# TASK PROMPT
Extract each line of the records below that contains the word "areas".

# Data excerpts
____

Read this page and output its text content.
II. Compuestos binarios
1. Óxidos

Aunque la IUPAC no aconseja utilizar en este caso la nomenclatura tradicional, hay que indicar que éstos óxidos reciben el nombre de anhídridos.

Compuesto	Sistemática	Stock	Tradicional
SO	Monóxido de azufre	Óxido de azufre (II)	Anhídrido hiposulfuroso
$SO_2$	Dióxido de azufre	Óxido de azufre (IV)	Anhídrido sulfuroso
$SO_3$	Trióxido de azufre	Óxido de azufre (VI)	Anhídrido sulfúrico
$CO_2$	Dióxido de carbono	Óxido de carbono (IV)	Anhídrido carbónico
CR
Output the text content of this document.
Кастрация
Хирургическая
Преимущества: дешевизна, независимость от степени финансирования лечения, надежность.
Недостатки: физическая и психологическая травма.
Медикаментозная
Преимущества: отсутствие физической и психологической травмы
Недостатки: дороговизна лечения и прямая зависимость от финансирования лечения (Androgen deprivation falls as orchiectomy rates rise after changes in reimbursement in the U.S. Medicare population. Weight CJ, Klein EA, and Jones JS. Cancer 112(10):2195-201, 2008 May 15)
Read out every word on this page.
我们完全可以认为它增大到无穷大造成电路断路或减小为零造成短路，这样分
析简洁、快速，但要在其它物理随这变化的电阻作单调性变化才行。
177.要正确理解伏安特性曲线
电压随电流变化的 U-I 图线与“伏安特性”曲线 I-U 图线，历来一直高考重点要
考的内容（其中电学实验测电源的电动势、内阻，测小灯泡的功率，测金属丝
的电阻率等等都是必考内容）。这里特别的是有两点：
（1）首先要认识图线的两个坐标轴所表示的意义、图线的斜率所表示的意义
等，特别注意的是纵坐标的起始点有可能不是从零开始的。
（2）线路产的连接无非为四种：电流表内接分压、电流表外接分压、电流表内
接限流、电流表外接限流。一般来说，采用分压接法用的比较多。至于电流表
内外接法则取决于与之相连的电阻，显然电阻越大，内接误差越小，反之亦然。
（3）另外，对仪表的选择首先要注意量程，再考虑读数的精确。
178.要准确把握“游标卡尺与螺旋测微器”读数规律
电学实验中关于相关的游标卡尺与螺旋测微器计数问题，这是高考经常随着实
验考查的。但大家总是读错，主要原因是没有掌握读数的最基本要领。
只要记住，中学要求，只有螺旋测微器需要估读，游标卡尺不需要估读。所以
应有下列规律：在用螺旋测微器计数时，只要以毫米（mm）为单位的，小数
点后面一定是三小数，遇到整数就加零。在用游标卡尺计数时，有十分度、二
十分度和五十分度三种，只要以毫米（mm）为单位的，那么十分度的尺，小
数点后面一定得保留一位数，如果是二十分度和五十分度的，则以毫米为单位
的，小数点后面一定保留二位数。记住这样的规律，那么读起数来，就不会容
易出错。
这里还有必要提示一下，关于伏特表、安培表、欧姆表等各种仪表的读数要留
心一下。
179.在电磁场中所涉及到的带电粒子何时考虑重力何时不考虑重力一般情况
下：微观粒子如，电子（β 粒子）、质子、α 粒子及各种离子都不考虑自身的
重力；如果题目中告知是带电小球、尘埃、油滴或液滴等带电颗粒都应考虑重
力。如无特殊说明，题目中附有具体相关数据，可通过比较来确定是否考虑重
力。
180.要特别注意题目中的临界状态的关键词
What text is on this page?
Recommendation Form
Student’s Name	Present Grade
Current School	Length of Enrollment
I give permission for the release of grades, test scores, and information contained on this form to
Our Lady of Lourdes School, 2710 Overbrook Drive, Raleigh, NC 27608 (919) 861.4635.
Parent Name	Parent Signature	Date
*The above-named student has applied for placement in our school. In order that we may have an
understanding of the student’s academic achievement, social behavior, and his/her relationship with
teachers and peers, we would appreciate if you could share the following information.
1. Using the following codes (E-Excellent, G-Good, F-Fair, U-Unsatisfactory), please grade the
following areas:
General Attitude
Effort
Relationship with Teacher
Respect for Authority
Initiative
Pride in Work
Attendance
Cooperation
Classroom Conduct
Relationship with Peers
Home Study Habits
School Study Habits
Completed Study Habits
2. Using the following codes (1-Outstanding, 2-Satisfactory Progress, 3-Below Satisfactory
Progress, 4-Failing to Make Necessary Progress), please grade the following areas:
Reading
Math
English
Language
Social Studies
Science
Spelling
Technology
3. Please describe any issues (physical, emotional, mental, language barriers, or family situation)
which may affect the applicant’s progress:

____

# IN RESPONSE
following areas:
Progress, 4-Failing to Make Necessary Progress), please grade the following areas:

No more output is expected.